Part of a data file
....

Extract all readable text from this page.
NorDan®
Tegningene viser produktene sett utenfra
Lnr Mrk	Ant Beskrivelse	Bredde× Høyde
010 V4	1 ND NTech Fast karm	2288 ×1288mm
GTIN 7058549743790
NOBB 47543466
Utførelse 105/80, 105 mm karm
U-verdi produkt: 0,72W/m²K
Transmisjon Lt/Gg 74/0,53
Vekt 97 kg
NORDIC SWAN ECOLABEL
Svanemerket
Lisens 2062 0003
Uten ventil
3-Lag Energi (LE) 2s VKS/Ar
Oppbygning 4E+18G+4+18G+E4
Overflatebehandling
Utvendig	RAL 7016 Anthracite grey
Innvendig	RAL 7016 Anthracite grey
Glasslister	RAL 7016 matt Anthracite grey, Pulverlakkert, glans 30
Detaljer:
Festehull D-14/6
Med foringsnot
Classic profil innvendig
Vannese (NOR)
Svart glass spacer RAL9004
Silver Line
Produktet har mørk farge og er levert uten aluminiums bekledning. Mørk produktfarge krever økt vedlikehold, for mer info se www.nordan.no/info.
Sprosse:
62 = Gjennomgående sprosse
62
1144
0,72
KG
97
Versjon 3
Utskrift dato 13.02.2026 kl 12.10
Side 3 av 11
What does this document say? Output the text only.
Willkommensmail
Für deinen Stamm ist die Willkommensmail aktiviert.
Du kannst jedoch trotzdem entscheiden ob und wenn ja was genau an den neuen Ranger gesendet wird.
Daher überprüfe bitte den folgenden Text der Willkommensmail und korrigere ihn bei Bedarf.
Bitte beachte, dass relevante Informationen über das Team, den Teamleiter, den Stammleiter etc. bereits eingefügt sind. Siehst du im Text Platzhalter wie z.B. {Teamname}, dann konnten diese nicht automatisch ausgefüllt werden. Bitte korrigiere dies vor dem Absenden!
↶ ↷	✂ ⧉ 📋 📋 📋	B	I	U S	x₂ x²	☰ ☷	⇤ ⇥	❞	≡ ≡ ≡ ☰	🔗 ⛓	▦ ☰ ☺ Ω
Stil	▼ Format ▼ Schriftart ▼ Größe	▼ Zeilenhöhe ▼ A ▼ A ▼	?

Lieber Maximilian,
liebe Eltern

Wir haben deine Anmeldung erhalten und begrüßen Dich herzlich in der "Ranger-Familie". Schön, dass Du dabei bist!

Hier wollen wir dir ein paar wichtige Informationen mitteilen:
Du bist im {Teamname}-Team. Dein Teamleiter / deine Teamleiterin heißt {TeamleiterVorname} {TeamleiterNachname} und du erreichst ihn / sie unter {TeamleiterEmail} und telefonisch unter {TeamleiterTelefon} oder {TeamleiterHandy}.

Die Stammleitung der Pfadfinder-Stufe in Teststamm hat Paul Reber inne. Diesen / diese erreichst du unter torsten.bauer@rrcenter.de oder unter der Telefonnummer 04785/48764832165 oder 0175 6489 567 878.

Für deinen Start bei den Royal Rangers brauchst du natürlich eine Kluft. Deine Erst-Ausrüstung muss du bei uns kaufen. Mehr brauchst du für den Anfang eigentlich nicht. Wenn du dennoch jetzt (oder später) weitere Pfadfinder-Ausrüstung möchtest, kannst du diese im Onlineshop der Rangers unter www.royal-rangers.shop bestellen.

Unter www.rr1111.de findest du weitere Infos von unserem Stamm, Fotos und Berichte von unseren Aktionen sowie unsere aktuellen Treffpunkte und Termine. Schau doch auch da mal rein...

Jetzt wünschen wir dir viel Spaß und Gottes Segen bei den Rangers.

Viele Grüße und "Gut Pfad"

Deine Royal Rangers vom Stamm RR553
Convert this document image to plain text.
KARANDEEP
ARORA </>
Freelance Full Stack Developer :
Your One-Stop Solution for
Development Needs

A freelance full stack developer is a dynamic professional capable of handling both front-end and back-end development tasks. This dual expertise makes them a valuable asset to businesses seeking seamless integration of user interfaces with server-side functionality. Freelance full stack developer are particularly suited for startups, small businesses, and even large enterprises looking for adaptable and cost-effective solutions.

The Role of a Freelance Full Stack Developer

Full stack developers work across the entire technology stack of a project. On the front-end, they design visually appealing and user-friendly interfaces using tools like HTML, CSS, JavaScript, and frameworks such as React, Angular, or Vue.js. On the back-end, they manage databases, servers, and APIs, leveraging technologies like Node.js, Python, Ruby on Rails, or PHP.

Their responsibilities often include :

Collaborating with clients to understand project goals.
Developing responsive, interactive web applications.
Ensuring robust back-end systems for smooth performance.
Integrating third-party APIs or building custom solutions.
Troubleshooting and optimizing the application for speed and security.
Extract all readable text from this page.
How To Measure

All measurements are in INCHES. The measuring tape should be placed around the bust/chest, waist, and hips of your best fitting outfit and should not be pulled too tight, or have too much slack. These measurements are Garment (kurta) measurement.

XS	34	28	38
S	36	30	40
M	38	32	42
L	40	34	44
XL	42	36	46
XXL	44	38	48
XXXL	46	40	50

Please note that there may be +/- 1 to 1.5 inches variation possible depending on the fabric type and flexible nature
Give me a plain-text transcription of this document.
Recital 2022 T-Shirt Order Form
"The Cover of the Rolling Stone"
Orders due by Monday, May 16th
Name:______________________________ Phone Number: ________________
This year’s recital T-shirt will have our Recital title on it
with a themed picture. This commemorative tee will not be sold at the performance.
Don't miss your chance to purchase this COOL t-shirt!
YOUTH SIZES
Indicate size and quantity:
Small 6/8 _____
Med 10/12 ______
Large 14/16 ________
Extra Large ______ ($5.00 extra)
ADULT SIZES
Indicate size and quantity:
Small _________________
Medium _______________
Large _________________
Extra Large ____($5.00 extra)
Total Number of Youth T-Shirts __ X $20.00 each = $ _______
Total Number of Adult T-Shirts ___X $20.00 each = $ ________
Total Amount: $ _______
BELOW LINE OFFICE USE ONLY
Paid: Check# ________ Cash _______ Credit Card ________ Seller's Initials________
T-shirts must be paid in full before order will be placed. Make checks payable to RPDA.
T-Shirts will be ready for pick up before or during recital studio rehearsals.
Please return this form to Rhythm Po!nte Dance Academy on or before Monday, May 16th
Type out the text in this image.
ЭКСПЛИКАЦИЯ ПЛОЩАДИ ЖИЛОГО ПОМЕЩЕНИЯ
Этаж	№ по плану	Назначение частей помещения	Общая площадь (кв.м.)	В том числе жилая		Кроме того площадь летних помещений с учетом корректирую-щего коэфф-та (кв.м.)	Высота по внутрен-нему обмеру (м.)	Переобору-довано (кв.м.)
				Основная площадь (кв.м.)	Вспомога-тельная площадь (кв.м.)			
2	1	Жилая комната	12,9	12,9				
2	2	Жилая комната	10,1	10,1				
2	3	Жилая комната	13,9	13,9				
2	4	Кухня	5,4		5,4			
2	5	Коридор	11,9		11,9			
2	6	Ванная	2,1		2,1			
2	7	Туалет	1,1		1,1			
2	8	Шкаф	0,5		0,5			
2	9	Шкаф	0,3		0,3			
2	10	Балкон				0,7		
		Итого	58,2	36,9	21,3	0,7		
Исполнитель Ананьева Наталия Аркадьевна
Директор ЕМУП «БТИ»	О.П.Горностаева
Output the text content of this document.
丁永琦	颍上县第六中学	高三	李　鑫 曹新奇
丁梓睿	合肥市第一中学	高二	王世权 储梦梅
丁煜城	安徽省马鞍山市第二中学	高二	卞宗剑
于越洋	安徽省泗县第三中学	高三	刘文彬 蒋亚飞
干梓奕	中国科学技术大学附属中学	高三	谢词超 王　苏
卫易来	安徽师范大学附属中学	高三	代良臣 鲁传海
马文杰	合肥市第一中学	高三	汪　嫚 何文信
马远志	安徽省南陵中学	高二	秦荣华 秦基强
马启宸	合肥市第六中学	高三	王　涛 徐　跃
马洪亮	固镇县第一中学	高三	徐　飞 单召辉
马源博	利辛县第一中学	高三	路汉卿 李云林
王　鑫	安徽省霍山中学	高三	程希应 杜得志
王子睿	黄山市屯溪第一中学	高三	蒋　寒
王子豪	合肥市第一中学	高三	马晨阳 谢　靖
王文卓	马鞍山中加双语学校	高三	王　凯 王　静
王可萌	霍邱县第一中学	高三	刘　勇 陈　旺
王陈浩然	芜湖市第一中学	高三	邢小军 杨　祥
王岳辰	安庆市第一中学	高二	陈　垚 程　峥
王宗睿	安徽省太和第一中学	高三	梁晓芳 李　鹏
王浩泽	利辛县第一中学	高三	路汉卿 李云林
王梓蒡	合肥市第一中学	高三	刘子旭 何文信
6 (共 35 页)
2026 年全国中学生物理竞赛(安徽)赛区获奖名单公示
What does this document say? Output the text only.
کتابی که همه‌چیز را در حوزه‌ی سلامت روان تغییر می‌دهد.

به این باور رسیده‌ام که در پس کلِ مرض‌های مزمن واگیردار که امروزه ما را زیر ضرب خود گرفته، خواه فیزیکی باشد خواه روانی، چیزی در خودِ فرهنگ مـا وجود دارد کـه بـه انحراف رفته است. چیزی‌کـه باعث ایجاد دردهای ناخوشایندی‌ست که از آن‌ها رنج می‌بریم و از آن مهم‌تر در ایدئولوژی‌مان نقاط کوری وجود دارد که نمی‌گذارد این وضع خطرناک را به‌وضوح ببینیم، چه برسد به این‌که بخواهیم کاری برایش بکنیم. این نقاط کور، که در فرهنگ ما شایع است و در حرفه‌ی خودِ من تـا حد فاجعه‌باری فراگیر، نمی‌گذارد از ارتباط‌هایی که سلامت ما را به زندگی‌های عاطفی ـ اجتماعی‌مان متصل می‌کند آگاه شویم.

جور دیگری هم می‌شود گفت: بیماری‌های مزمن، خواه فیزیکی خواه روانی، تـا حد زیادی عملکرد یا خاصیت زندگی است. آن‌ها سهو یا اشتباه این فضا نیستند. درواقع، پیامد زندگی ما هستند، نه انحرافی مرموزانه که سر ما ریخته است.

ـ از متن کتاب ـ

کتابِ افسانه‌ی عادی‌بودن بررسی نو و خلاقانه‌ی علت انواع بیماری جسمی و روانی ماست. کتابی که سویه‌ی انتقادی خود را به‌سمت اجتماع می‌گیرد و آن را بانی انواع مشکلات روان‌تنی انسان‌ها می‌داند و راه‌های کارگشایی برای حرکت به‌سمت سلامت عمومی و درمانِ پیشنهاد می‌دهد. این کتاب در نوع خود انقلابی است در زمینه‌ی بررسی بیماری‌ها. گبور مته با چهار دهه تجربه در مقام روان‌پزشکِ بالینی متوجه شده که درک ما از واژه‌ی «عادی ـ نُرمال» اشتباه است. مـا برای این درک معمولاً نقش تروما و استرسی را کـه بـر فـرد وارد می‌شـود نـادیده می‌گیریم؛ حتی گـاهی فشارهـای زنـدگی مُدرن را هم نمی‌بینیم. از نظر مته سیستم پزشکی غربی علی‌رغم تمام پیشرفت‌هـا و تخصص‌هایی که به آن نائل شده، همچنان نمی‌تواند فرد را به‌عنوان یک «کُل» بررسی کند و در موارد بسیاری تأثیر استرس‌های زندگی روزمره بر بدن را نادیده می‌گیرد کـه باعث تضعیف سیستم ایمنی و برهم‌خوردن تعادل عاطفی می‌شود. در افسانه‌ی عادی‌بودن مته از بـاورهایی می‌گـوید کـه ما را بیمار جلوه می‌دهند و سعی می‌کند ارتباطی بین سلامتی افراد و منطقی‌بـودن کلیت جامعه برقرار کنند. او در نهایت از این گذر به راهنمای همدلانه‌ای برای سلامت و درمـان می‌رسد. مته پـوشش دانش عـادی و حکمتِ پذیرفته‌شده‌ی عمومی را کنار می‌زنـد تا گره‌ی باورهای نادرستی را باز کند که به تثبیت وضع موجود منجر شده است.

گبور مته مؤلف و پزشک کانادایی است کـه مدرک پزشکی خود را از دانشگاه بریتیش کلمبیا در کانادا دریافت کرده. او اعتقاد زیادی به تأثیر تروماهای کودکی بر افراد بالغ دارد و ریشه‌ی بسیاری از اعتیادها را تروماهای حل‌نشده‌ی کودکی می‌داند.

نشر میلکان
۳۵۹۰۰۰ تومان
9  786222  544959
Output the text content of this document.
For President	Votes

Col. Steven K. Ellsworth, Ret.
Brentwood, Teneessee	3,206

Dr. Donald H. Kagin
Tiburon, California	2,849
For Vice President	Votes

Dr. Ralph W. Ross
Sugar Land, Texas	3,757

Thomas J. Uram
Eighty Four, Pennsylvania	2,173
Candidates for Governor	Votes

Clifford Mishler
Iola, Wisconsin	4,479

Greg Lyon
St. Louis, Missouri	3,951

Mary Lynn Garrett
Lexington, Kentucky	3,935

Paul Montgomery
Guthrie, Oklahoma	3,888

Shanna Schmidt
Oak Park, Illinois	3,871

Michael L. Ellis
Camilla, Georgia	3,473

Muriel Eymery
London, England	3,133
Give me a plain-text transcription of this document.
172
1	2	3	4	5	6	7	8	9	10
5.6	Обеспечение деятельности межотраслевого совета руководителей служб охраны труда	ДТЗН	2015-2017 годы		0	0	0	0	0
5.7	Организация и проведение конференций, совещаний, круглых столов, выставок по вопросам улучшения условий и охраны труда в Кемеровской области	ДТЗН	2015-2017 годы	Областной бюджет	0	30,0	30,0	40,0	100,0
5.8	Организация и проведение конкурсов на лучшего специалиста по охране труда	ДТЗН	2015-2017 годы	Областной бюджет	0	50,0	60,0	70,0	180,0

....

* _Task details_
Each line above that includes "performance" should be shown.

* _Expected answer_
Ensuring robust back-end systems for smooth performance.
with a themed picture. This commemorative tee will not be sold at the performance.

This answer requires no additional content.